Required work: For every line in the records that has the word "attacks", make a copy.

Given data:

┌──

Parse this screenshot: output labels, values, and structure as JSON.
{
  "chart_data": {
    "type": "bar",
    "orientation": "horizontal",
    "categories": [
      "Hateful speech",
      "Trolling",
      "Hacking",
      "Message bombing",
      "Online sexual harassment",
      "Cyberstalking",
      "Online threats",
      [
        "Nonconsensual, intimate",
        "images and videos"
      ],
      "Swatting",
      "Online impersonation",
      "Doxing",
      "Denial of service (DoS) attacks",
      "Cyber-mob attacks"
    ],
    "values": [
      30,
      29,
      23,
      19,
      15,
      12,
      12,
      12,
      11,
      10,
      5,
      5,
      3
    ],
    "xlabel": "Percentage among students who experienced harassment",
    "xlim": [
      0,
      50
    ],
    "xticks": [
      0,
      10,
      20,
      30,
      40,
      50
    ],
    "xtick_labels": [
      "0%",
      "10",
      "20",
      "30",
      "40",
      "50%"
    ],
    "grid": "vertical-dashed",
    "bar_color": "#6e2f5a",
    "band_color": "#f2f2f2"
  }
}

└──

Expected answer:
      "Denial of service (DoS) attacks",
      "Cyber-mob attacks"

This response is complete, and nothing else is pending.